Task: Omit the pictures, then write out every entry exactly as it reads.

-------

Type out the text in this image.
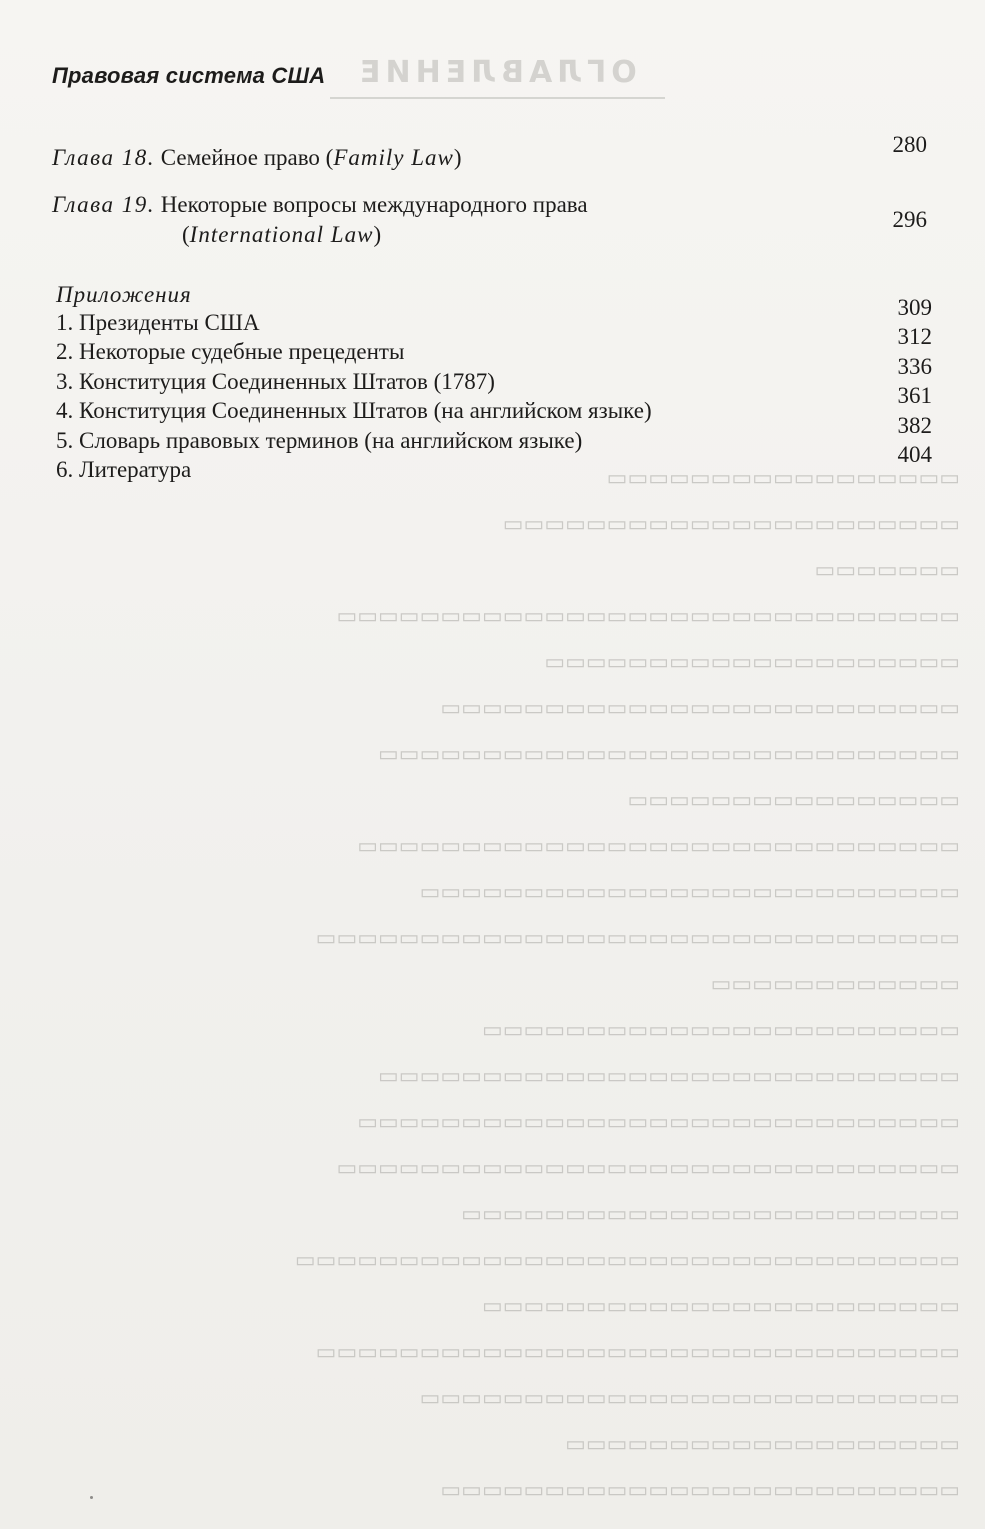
ОГЛАВЛЕНИЕ
Правовая система США
Глава 18. Семейное право (Family Law)
280
Глава 19. Некоторые вопросы международного права
(International Law)
296
Приложения
1. Президенты США
2. Некоторые судебные прецеденты
3. Конституция Соединенных Штатов (1787)
4. Конституция Соединенных Штатов (на английском языке)
5. Словарь правовых терминов (на английском языке)
6. Литература
309
312
336
361
382
404
▭▭▭▭▭▭▭▭▭▭▭▭▭▭▭▭▭
▭▭▭▭▭▭▭▭▭▭▭▭▭▭▭▭▭▭▭▭▭▭
▭▭▭▭▭▭▭
▭▭▭▭▭▭▭▭▭▭▭▭▭▭▭▭▭▭▭▭▭▭▭▭▭▭▭▭▭▭
▭▭▭▭▭▭▭▭▭▭▭▭▭▭▭▭▭▭▭▭
▭▭▭▭▭▭▭▭▭▭▭▭▭▭▭▭▭▭▭▭▭▭▭▭▭
▭▭▭▭▭▭▭▭▭▭▭▭▭▭▭▭▭▭▭▭▭▭▭▭▭▭▭▭
▭▭▭▭▭▭▭▭▭▭▭▭▭▭▭▭
▭▭▭▭▭▭▭▭▭▭▭▭▭▭▭▭▭▭▭▭▭▭▭▭▭▭▭▭▭
▭▭▭▭▭▭▭▭▭▭▭▭▭▭▭▭▭▭▭▭▭▭▭▭▭▭
▭▭▭▭▭▭▭▭▭▭▭▭▭▭▭▭▭▭▭▭▭▭▭▭▭▭▭▭▭▭▭
▭▭▭▭▭▭▭▭▭▭▭▭
▭▭▭▭▭▭▭▭▭▭▭▭▭▭▭▭▭▭▭▭▭▭▭
▭▭▭▭▭▭▭▭▭▭▭▭▭▭▭▭▭▭▭▭▭▭▭▭▭▭▭▭
▭▭▭▭▭▭▭▭▭▭▭▭▭▭▭▭▭▭▭▭▭▭▭▭▭▭▭▭▭
▭▭▭▭▭▭▭▭▭▭▭▭▭▭▭▭▭▭▭▭▭▭▭▭▭▭▭▭▭▭
▭▭▭▭▭▭▭▭▭▭▭▭▭▭▭▭▭▭▭▭▭▭▭▭
▭▭▭▭▭▭▭▭▭▭▭▭▭▭▭▭▭▭▭▭▭▭▭▭▭▭▭▭▭▭▭▭
▭▭▭▭▭▭▭▭▭▭▭▭▭▭▭▭▭▭▭▭▭▭▭
▭▭▭▭▭▭▭▭▭▭▭▭▭▭▭▭▭▭▭▭▭▭▭▭▭▭▭▭▭▭▭
▭▭▭▭▭▭▭▭▭▭▭▭▭▭▭▭▭▭▭▭▭▭▭▭▭▭
▭▭▭▭▭▭▭▭▭▭▭▭▭▭▭▭▭▭▭
▭▭▭▭▭▭▭▭▭▭▭▭▭▭▭▭▭▭▭▭▭▭▭▭▭
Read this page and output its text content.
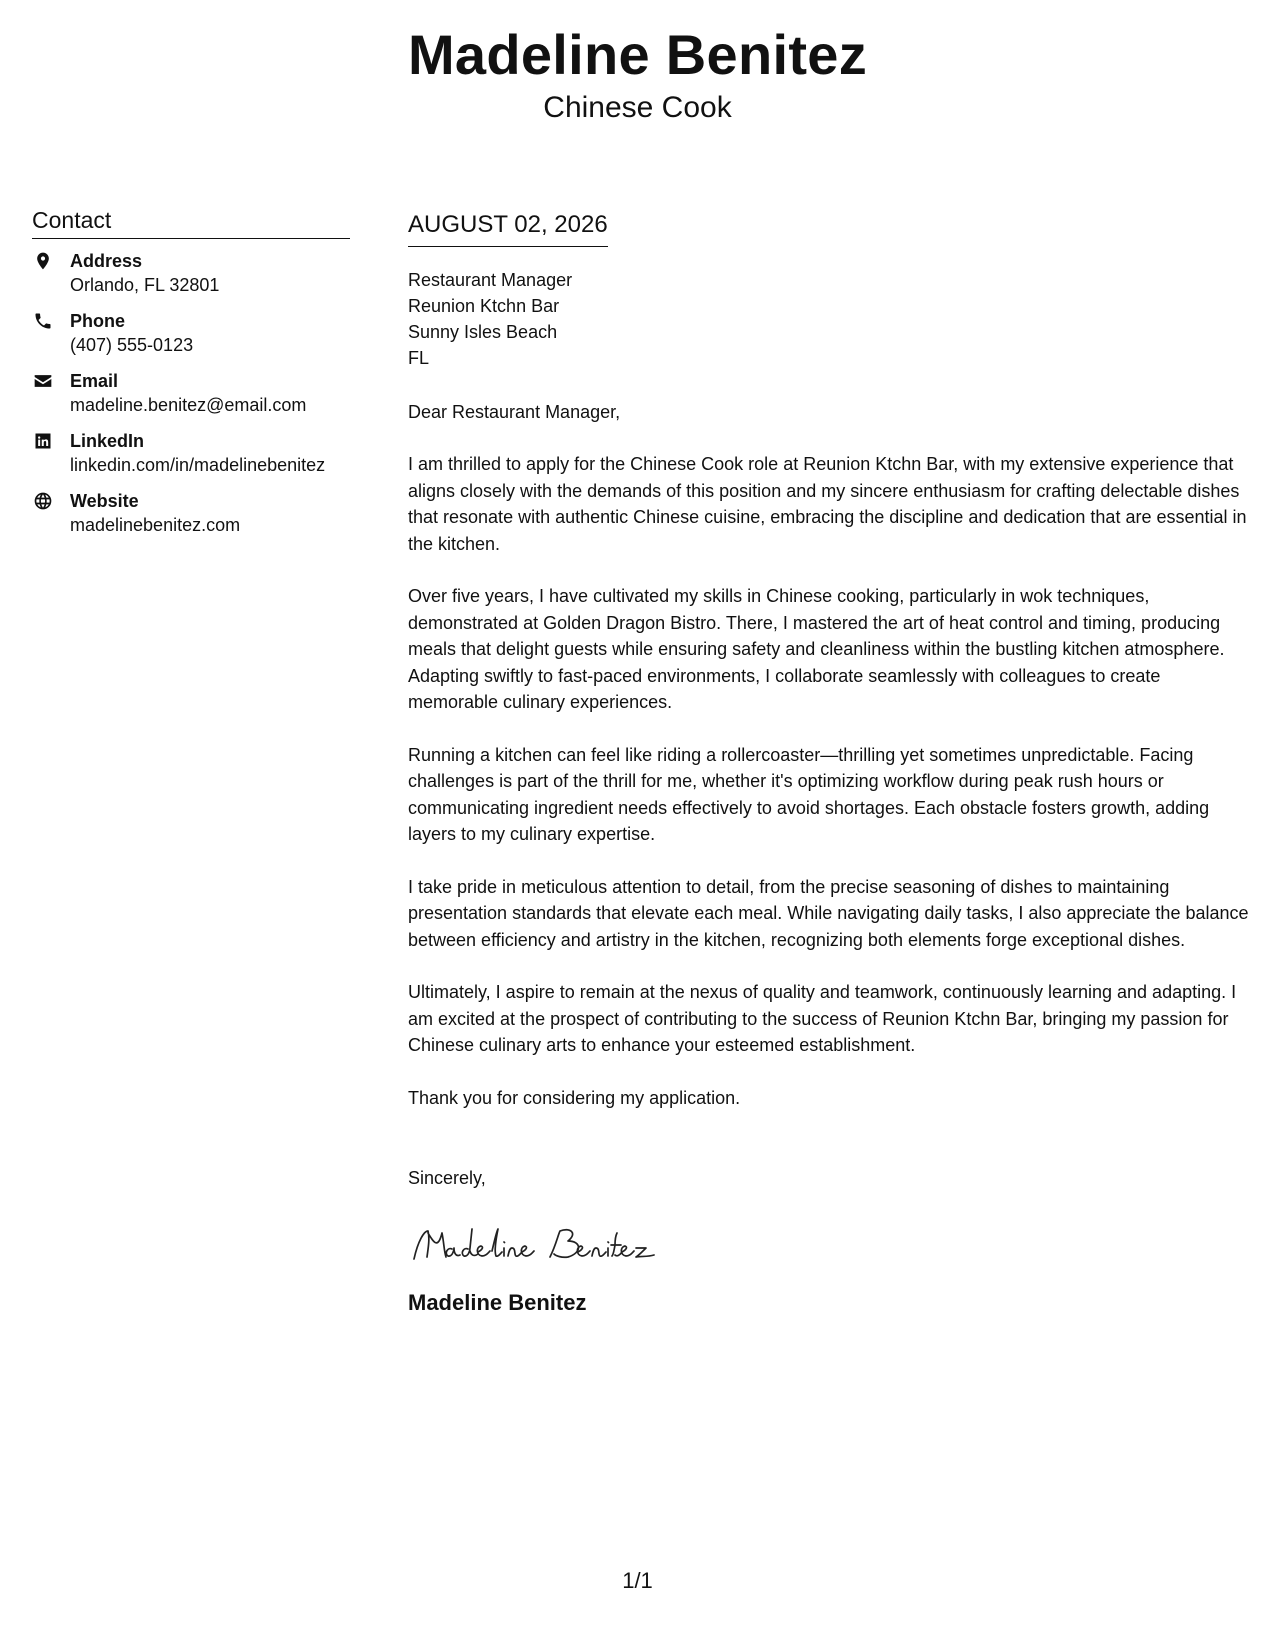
Madeline Benitez
Chinese Cook
Contact
Address
Orlando, FL 32801
Phone
(407) 555-0123
Email
madeline.benitez@email.com
LinkedIn
linkedin.com/in/madelinebenitez
Website
madelinebenitez.com
AUGUST 02, 2026
Restaurant Manager
Reunion Ktchn Bar
Sunny Isles Beach
FL
Dear Restaurant Manager,
I am thrilled to apply for the Chinese Cook role at Reunion Ktchn Bar, with my extensive experience that aligns closely with the demands of this position and my sincere enthusiasm for crafting delectable dishes that resonate with authentic Chinese cuisine, embracing the discipline and dedication that are essential in the kitchen.
Over five years, I have cultivated my skills in Chinese cooking, particularly in wok techniques, demonstrated at Golden Dragon Bistro. There, I mastered the art of heat control and timing, producing meals that delight guests while ensuring safety and cleanliness within the bustling kitchen atmosphere. Adapting swiftly to fast-paced environments, I collaborate seamlessly with colleagues to create memorable culinary experiences.
Running a kitchen can feel like riding a rollercoaster—thrilling yet sometimes unpredictable. Facing challenges is part of the thrill for me, whether it's optimizing workflow during peak rush hours or communicating ingredient needs effectively to avoid shortages. Each obstacle fosters growth, adding layers to my culinary expertise.
I take pride in meticulous attention to detail, from the precise seasoning of dishes to maintaining presentation standards that elevate each meal. While navigating daily tasks, I also appreciate the balance between efficiency and artistry in the kitchen, recognizing both elements forge exceptional dishes.
Ultimately, I aspire to remain at the nexus of quality and teamwork, continuously learning and adapting. I am excited at the prospect of contributing to the success of Reunion Ktchn Bar, bringing my passion for Chinese culinary arts to enhance your esteemed establishment.
Thank you for considering my application.
Sincerely,
Madeline Benitez
1/1
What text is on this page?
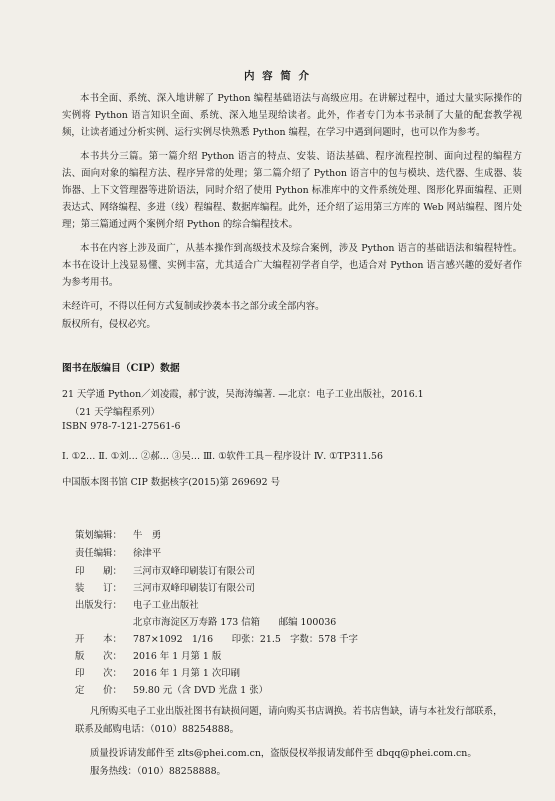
内 容 简 介
本书全面、系统、深入地讲解了 Python 编程基础语法与高级应用。在讲解过程中，通过大量实际操作的实例将 Python 语言知识全面、系统、深入地呈现给读者。此外，作者专门为本书录制了大量的配套教学视频，让读者通过分析实例、运行实例尽快熟悉 Python 编程，在学习中遇到问题时，也可以作为参考。
本书共分三篇。第一篇介绍 Python 语言的特点、安装、语法基础、程序流程控制、面向过程的编程方法、面向对象的编程方法、程序异常的处理；第二篇介绍了 Python 语言中的包与模块、迭代器、生成器、装饰器、上下文管理器等进阶语法，同时介绍了使用 Python 标准库中的文件系统处理、图形化界面编程、正则表达式、网络编程、多进（线）程编程、数据库编程。此外，还介绍了运用第三方库的 Web 网站编程、图片处理；第三篇通过两个案例介绍 Python 的综合编程技术。
本书在内容上涉及面广，从基本操作到高级技术及综合案例，涉及 Python 语言的基础语法和编程特性。本书在设计上浅显易懂、实例丰富，尤其适合广大编程初学者自学，也适合对 Python 语言感兴趣的爱好者作为参考用书。
未经许可，不得以任何方式复制或抄袭本书之部分或全部内容。
版权所有，侵权必究。
图书在版编目（CIP）数据
21 天学通 Python／刘凌霞，郝宁波，吴海涛编著. —北京：电子工业出版社，2016.1
（21 天学编程系列）
ISBN 978-7-121-27561-6
Ⅰ. ①2… Ⅱ. ①刘… ②郝… ③吴… Ⅲ. ①软件工具－程序设计 Ⅳ. ①TP311.56
中国版本图书馆 CIP 数据核字(2015)第 269692 号
策划编辑： 牛　勇
责任编辑： 徐津平
印　　刷： 三河市双峰印刷装订有限公司
装　　订： 三河市双峰印刷装订有限公司
出版发行： 电子工业出版社
北京市海淀区万寿路 173 信箱　　邮编 100036
开　　本： 787×1092　1/16　　印张：21.5　字数：578 千字
版　　次： 2016 年 1 月第 1 版
印　　次： 2016 年 1 月第 1 次印刷
定　　价： 59.80 元（含 DVD 光盘 1 张）
凡所购买电子工业出版社图书有缺损问题，请向购买书店调换。若书店售缺，请与本社发行部联系，
联系及邮购电话：（010）88254888。
质量投诉请发邮件至 zlts@phei.com.cn，盗版侵权举报请发邮件至 dbqq@phei.com.cn。
服务热线：（010）88258888。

-------

The response:
Type out the text in this image.
ОГЛАВЛЕНИЕ
Правовая система США
Глава 18. Семейное право (Family Law)
280
Глава 19. Некоторые вопросы международного права
(International Law)
296
Приложения
1. Президенты США
2. Некоторые судебные прецеденты
3. Конституция Соединенных Штатов (1787)
4. Конституция Соединенных Штатов (на английском языке)
5. Словарь правовых терминов (на английском языке)
6. Литература
309
312
336
361
382
404
▭▭▭▭▭▭▭▭▭▭▭▭▭▭▭▭▭
▭▭▭▭▭▭▭▭▭▭▭▭▭▭▭▭▭▭▭▭▭▭
▭▭▭▭▭▭▭
▭▭▭▭▭▭▭▭▭▭▭▭▭▭▭▭▭▭▭▭▭▭▭▭▭▭▭▭▭▭
▭▭▭▭▭▭▭▭▭▭▭▭▭▭▭▭▭▭▭▭
▭▭▭▭▭▭▭▭▭▭▭▭▭▭▭▭▭▭▭▭▭▭▭▭▭
▭▭▭▭▭▭▭▭▭▭▭▭▭▭▭▭▭▭▭▭▭▭▭▭▭▭▭▭
▭▭▭▭▭▭▭▭▭▭▭▭▭▭▭▭
▭▭▭▭▭▭▭▭▭▭▭▭▭▭▭▭▭▭▭▭▭▭▭▭▭▭▭▭▭
▭▭▭▭▭▭▭▭▭▭▭▭▭▭▭▭▭▭▭▭▭▭▭▭▭▭
▭▭▭▭▭▭▭▭▭▭▭▭▭▭▭▭▭▭▭▭▭▭▭▭▭▭▭▭▭▭▭
▭▭▭▭▭▭▭▭▭▭▭▭
▭▭▭▭▭▭▭▭▭▭▭▭▭▭▭▭▭▭▭▭▭▭▭
▭▭▭▭▭▭▭▭▭▭▭▭▭▭▭▭▭▭▭▭▭▭▭▭▭▭▭▭
▭▭▭▭▭▭▭▭▭▭▭▭▭▭▭▭▭▭▭▭▭▭▭▭▭▭▭▭▭
▭▭▭▭▭▭▭▭▭▭▭▭▭▭▭▭▭▭▭▭▭▭▭▭▭▭▭▭▭▭
▭▭▭▭▭▭▭▭▭▭▭▭▭▭▭▭▭▭▭▭▭▭▭▭
▭▭▭▭▭▭▭▭▭▭▭▭▭▭▭▭▭▭▭▭▭▭▭▭▭▭▭▭▭▭▭▭
▭▭▭▭▭▭▭▭▭▭▭▭▭▭▭▭▭▭▭▭▭▭▭
▭▭▭▭▭▭▭▭▭▭▭▭▭▭▭▭▭▭▭▭▭▭▭▭▭▭▭▭▭▭▭
▭▭▭▭▭▭▭▭▭▭▭▭▭▭▭▭▭▭▭▭▭▭▭▭▭▭
▭▭▭▭▭▭▭▭▭▭▭▭▭▭▭▭▭▭▭
▭▭▭▭▭▭▭▭▭▭▭▭▭▭▭▭▭▭▭▭▭▭▭▭▭
Read this page and output its text content.
Madeline Benitez
Chinese Cook
Contact
Address
Orlando, FL 32801
Phone
(407) 555-0123
Email
madeline.benitez@email.com
LinkedIn
linkedin.com/in/madelinebenitez
Website
madelinebenitez.com
AUGUST 02, 2026
Restaurant Manager
Reunion Ktchn Bar
Sunny Isles Beach
FL
Dear Restaurant Manager,
I am thrilled to apply for the Chinese Cook role at Reunion Ktchn Bar, with my extensive experience that aligns closely with the demands of this position and my sincere enthusiasm for crafting delectable dishes that resonate with authentic Chinese cuisine, embracing the discipline and dedication that are essential in the kitchen.
Over five years, I have cultivated my skills in Chinese cooking, particularly in wok techniques, demonstrated at Golden Dragon Bistro. There, I mastered the art of heat control and timing, producing meals that delight guests while ensuring safety and cleanliness within the bustling kitchen atmosphere. Adapting swiftly to fast-paced environments, I collaborate seamlessly with colleagues to create memorable culinary experiences.
Running a kitchen can feel like riding a rollercoaster—thrilling yet sometimes unpredictable. Facing challenges is part of the thrill for me, whether it's optimizing workflow during peak rush hours or communicating ingredient needs effectively to avoid shortages. Each obstacle fosters growth, adding layers to my culinary expertise.
I take pride in meticulous attention to detail, from the precise seasoning of dishes to maintaining presentation standards that elevate each meal. While navigating daily tasks, I also appreciate the balance between efficiency and artistry in the kitchen, recognizing both elements forge exceptional dishes.
Ultimately, I aspire to remain at the nexus of quality and teamwork, continuously learning and adapting. I am excited at the prospect of contributing to the success of Reunion Ktchn Bar, bringing my passion for Chinese culinary arts to enhance your esteemed establishment.
Thank you for considering my application.
Sincerely,
Madeline Benitez
1/1
What text is on this page?
内 容 简 介
本书全面、系统、深入地讲解了 Python 编程基础语法与高级应用。在讲解过程中，通过大量实际操作的实例将 Python 语言知识全面、系统、深入地呈现给读者。此外，作者专门为本书录制了大量的配套教学视频，让读者通过分析实例、运行实例尽快熟悉 Python 编程，在学习中遇到问题时，也可以作为参考。
本书共分三篇。第一篇介绍 Python 语言的特点、安装、语法基础、程序流程控制、面向过程的编程方法、面向对象的编程方法、程序异常的处理；第二篇介绍了 Python 语言中的包与模块、迭代器、生成器、装饰器、上下文管理器等进阶语法，同时介绍了使用 Python 标准库中的文件系统处理、图形化界面编程、正则表达式、网络编程、多进（线）程编程、数据库编程。此外，还介绍了运用第三方库的 Web 网站编程、图片处理；第三篇通过两个案例介绍 Python 的综合编程技术。
本书在内容上涉及面广，从基本操作到高级技术及综合案例，涉及 Python 语言的基础语法和编程特性。本书在设计上浅显易懂、实例丰富，尤其适合广大编程初学者自学，也适合对 Python 语言感兴趣的爱好者作为参考用书。
未经许可，不得以任何方式复制或抄袭本书之部分或全部内容。
版权所有，侵权必究。
图书在版编目（CIP）数据
21 天学通 Python／刘凌霞，郝宁波，吴海涛编著. —北京：电子工业出版社，2016.1
（21 天学编程系列）
ISBN 978-7-121-27561-6
Ⅰ. ①2… Ⅱ. ①刘… ②郝… ③吴… Ⅲ. ①软件工具－程序设计 Ⅳ. ①TP311.56
中国版本图书馆 CIP 数据核字(2015)第 269692 号
策划编辑： 牛　勇
责任编辑： 徐津平
印　　刷： 三河市双峰印刷装订有限公司
装　　订： 三河市双峰印刷装订有限公司
出版发行： 电子工业出版社
北京市海淀区万寿路 173 信箱　　邮编 100036
开　　本： 787×1092　1/16　　印张：21.5　字数：578 千字
版　　次： 2016 年 1 月第 1 版
印　　次： 2016 年 1 月第 1 次印刷
定　　价： 59.80 元（含 DVD 光盘 1 张）
凡所购买电子工业出版社图书有缺损问题，请向购买书店调换。若书店售缺，请与本社发行部联系，
联系及邮购电话：（010）88254888。
质量投诉请发邮件至 zlts@phei.com.cn，盗版侵权举报请发邮件至 dbqq@phei.com.cn。
服务热线：（010）88258888。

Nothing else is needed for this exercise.